ZADANIE DO WYKONANIA: Wypisz w całości tekst o najazdach wikingów na Brytanię, zachowując każde słowo i każdy znak bez zmian.

FRAGMENT DO PRZECZYTANIA:
▼▼▼
Wyłaniali się z morza niczym demony, niszczyli, rabowali i mordowali, a potem znikali z łupami, zostawiając za sobą zgliszcza. „Od furii ludzi Północy zachowaj nas, Panie” – błagano z trwogą. Ale Bóg nie zawsze słuchał modlitw...
„Oto mija niemal 350 lat, odkąd my i nasi przodkowie zamieszkujemy tę uroczą wyspę, i nigdy jeszcze nie było w Brytanii takiej grozy, jakiej teraz zaznaliśmy z rąk pogańskiej rasy, ani nie myślano nawet, że taka napaść z morza może nastąpić” – pisał Alkuin, uczony i mnich żyjący na ziemiach Franków do króla Nortumbrii Etelreda. „Spójrzcie na kościół Świętego Kutberta zbryzgany krwią kapłanów Boga, ograbiony do cna ze swych ozdób, miejsce najczcigodniejsze ze wszystkich w całej Brytanii wydane zostało na pastwę pogańskich ludów”.
Rozlana krew kapłanów Boga
Alkuin w swoich listach odnosi się oczywiście do napaści na Lindisfarne w 793 roku. Był to jeden z najsłynniejszych aktów przemocy dokonanych przez wikingów, których mnich wprost określa „wilkami”. Ten brutalny atak szokował tym bardziej, że to właśnie tam biło serce chrześcijańskiej Nortumbrii, gdzie Kutbert, który zmarł w aurze świętości w 687 roku, był biskupem i gdzie spoczywały jego szczątki.
W historii Wysp Brytyjskich wikingowie zapisali się już pod koniec VIII stulecia. W Kronice Anglosasów czytamy, że grupa Normanów wylądowała na wyspie Portland w Dorset, gdzie zostali wzięci za kupców i poproszeni o zapłatę myta. Nieszczęśnik, który przypisał im dobre intencje, został oczywiście zgładzony. Według relacji kronikarza początkowo „poganie wybrzeże Brytanii najeżdżali i niszczyli”, a z czasem zaczęli już regularnie zapuszczać się w głąb lądu.
▲▲▲
WYKAZ DANYCH:
▼▼▼
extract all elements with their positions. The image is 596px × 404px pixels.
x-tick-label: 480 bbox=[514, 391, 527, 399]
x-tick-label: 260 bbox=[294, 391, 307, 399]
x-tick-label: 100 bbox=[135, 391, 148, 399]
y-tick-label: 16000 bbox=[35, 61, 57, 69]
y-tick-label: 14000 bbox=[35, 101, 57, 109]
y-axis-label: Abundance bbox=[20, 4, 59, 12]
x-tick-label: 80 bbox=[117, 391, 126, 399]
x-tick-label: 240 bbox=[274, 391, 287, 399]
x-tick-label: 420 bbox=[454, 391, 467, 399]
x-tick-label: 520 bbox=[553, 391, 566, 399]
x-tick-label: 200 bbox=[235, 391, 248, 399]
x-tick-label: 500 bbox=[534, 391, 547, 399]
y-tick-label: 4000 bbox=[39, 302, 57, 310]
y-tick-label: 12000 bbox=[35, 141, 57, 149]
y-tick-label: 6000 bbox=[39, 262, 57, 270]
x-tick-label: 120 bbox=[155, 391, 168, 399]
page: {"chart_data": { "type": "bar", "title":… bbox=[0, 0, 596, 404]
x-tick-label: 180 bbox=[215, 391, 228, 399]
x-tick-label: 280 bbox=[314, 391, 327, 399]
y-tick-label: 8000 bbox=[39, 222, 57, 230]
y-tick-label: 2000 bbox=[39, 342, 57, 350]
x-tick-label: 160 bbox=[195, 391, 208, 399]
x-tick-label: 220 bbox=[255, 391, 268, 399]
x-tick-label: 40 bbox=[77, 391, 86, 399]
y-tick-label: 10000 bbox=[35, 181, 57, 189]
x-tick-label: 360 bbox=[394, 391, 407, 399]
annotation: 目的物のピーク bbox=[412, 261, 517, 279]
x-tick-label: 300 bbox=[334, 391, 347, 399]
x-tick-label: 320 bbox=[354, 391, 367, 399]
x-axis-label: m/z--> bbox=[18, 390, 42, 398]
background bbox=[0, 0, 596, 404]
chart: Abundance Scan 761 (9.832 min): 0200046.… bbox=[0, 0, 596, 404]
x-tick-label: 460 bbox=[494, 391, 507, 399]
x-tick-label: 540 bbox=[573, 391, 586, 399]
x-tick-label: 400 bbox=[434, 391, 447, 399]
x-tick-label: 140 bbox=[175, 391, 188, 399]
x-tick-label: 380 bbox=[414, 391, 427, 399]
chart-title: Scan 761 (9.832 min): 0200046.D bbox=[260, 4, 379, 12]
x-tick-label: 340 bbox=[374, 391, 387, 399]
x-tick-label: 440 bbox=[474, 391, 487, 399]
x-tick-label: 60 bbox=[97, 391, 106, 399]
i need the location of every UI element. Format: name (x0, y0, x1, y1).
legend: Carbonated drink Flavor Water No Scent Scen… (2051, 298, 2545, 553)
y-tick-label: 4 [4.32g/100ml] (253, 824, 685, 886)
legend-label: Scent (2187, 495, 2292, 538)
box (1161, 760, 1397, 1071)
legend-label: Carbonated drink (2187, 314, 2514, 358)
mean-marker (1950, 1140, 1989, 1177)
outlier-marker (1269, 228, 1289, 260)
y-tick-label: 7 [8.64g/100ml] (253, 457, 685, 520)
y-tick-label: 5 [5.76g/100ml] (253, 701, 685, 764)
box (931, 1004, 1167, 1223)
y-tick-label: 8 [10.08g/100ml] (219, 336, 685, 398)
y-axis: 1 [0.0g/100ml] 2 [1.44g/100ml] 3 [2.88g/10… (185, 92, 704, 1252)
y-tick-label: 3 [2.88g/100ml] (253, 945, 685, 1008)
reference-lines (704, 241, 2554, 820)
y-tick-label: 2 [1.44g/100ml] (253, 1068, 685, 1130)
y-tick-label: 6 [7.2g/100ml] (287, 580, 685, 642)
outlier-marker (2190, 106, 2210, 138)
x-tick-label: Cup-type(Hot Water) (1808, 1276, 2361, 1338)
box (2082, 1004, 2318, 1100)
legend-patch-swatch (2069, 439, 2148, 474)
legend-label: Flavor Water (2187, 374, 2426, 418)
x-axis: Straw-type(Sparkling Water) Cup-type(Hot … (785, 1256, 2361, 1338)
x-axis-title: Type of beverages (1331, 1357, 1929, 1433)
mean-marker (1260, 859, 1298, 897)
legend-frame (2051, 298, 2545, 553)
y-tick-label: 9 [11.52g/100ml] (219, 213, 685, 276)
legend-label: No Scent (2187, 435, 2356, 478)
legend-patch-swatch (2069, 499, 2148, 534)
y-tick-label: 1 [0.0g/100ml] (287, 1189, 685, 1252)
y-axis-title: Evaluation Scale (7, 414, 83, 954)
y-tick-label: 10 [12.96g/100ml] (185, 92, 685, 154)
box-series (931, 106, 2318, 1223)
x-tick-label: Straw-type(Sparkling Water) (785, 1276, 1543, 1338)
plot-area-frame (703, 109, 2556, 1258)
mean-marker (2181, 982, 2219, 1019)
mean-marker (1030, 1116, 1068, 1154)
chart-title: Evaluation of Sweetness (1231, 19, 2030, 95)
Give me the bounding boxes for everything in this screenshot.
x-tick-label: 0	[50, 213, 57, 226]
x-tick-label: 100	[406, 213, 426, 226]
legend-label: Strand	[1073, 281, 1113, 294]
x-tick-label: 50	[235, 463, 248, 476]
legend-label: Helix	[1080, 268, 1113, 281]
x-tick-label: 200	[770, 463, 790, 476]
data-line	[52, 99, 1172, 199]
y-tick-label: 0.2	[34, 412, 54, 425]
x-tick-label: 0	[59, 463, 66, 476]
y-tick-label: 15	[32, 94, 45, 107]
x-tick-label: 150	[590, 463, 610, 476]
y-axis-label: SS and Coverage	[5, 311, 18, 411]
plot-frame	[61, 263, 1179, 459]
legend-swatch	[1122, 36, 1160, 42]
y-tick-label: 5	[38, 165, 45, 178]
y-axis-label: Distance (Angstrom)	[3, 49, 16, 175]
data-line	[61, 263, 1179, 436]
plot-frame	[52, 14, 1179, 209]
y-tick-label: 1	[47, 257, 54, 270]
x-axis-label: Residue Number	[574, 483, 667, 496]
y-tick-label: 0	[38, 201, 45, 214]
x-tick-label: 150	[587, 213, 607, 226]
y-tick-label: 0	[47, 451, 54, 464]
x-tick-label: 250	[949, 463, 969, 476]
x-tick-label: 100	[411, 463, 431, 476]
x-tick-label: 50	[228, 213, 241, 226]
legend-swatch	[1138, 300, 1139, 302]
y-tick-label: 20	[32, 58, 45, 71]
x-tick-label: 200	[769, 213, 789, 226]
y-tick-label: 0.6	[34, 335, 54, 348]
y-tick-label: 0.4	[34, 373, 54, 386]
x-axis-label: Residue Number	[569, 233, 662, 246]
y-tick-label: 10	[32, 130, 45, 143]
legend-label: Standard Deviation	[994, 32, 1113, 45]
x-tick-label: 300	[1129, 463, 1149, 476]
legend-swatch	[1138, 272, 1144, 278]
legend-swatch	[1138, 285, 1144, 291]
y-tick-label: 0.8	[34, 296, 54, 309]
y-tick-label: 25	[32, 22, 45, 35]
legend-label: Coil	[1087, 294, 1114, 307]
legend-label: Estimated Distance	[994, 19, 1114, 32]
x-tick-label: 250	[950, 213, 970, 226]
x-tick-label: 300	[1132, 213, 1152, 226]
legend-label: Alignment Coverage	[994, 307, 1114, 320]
▲▲▲
ODPOWIEDŹ PONIŻEJ:
Wyłaniali się z morza niczym demony, niszczyli, rabowali i mordowali, a potem znikali z łupami, zostawiając za sobą zgliszcza. „Od furii ludzi Północy zachowaj nas, Panie” – błagano z trwogą. Ale Bóg nie zawsze słuchał modlitw...
„Oto mija niemal 350 lat, odkąd my i nasi przodkowie zamieszkujemy tę uroczą wyspę, i nigdy jeszcze nie było w Brytanii takiej grozy, jakiej teraz zaznaliśmy z rąk pogańskiej rasy, ani nie myślano nawet, że taka napaść z morza może nastąpić” – pisał Alkuin, uczony i mnich żyjący na ziemiach Franków do króla Nortumbrii Etelreda. „Spójrzcie na kościół Świętego Kutberta zbryzgany krwią kapłanów Boga, ograbiony do cna ze swych ozdób, miejsce najczcigodniejsze ze wszystkich w całej Brytanii wydane zostało na pastwę pogańskich ludów”.
Rozlana krew kapłanów Boga
Alkuin w swoich listach odnosi się oczywiście do napaści na Lindisfarne w 793 roku. Był to jeden z najsłynniejszych aktów przemocy dokonanych przez wikingów, których mnich wprost określa „wilkami”. Ten brutalny atak szokował tym bardziej, że to właśnie tam biło serce chrześcijańskiej Nortumbrii, gdzie Kutbert, który zmarł w aurze świętości w 687 roku, był biskupem i gdzie spoczywały jego szczątki.
W historii Wysp Brytyjskich wikingowie zapisali się już pod koniec VIII stulecia. W Kronice Anglosasów czytamy, że grupa Normanów wylądowała na wyspie Portland w Dorset, gdzie zostali wzięci za kupców i poproszeni o zapłatę myta. Nieszczęśnik, który przypisał im dobre intencje, został oczywiście zgładzony. Według relacji kronikarza początkowo „poganie wybrzeże Brytanii najeżdżali i niszczyli”, a z czasem zaczęli już regularnie zapuszczać się w głąb lądu.